> **Raw records**
+++

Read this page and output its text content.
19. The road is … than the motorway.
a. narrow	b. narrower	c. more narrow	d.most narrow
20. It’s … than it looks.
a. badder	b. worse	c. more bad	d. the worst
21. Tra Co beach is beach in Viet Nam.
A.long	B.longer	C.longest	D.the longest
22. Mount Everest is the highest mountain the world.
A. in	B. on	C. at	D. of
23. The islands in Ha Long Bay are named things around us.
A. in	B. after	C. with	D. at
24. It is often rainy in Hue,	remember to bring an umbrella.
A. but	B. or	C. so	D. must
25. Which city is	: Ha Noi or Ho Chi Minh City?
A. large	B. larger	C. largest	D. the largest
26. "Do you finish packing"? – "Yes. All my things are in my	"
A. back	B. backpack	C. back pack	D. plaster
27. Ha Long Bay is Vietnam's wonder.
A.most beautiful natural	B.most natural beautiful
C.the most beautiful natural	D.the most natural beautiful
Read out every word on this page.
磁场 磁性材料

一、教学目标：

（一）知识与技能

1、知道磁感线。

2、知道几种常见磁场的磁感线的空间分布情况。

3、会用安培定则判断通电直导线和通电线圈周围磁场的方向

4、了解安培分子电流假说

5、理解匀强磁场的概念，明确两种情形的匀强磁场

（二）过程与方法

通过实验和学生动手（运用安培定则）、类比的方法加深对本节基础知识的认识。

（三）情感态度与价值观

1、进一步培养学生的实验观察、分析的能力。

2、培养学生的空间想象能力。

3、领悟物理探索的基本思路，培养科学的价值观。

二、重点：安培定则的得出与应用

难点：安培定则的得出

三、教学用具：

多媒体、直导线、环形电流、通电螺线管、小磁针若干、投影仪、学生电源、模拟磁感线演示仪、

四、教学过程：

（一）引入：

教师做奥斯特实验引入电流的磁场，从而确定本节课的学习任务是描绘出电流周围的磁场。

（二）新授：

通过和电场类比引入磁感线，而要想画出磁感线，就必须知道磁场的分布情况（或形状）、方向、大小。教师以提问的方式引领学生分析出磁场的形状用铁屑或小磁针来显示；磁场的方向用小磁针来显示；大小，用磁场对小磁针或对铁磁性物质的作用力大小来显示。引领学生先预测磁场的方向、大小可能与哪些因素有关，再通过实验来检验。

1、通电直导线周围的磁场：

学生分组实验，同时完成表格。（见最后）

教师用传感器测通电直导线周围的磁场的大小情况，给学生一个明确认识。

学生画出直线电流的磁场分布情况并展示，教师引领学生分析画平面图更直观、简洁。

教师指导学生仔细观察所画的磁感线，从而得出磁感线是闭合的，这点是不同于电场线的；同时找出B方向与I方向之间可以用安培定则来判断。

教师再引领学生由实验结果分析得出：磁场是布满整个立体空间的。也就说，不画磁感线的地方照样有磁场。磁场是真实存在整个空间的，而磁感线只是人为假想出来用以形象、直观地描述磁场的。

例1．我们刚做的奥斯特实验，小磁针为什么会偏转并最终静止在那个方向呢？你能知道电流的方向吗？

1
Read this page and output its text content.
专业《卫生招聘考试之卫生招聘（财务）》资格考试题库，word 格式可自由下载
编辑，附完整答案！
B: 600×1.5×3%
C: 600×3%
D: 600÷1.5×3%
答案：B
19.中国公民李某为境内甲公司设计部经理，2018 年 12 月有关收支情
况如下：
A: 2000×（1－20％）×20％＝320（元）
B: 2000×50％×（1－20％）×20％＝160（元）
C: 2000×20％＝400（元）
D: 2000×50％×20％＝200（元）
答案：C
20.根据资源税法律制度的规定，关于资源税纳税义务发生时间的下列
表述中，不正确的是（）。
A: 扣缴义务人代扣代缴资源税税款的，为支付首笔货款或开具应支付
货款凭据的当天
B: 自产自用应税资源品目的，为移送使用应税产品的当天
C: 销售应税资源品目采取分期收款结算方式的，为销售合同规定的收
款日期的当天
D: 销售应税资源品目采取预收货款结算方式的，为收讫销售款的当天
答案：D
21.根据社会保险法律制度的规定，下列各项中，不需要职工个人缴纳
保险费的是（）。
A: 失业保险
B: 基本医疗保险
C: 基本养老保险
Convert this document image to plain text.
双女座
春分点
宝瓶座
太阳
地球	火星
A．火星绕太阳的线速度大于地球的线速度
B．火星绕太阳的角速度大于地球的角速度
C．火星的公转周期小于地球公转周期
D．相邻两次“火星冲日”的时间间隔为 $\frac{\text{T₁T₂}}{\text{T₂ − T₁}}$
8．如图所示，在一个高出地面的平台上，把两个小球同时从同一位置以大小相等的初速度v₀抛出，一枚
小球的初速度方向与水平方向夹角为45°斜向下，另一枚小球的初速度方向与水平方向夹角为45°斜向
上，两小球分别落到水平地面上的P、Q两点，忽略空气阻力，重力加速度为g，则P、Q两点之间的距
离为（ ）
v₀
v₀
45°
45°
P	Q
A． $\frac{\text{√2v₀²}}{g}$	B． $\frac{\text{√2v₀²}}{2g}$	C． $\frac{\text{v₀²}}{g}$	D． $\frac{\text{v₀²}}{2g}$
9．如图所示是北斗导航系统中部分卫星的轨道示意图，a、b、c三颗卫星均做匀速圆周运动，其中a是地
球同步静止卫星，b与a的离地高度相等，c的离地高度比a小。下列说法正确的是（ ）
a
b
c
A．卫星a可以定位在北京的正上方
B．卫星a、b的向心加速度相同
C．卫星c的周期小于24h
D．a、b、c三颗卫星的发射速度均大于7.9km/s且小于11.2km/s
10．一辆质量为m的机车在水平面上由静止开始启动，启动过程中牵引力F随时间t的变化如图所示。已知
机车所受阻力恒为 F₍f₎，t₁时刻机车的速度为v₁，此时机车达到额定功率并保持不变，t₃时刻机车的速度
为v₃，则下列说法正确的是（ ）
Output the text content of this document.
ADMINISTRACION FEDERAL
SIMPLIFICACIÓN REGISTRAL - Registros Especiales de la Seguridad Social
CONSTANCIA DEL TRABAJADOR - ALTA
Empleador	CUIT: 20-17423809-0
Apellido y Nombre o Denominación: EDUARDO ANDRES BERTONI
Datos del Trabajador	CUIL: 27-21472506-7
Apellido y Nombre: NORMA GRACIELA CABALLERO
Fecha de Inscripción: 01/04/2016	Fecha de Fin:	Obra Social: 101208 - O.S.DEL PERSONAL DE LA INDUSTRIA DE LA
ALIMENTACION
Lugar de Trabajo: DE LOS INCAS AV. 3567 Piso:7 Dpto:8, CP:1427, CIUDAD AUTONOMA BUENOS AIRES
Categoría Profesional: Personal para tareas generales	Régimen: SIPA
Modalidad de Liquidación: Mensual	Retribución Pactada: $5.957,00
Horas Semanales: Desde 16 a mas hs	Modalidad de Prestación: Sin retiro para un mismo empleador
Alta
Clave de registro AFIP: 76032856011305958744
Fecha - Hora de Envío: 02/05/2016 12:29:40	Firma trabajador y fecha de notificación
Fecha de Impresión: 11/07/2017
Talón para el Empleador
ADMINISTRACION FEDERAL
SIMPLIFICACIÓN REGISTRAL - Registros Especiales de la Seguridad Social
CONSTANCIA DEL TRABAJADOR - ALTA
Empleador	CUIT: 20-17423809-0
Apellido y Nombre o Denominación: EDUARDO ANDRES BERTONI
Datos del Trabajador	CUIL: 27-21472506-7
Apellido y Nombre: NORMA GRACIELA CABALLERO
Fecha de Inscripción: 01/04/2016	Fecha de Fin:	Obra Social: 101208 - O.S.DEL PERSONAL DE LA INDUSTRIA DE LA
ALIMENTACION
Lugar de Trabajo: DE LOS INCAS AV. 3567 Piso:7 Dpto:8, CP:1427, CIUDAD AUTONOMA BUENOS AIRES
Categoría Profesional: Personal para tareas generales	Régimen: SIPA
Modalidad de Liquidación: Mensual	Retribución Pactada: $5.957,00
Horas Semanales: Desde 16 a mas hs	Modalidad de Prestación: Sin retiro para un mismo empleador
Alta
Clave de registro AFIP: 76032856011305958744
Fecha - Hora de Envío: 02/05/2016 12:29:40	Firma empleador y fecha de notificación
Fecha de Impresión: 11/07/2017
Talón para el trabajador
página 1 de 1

+++

> **Job**
Please list every line of the records that contains "this".

> **Finished exercise**
Read this page and output its text content.
Read out every word on this page.
Read this page and output its text content.
Convert this document image to plain text.
Output the text content of this document.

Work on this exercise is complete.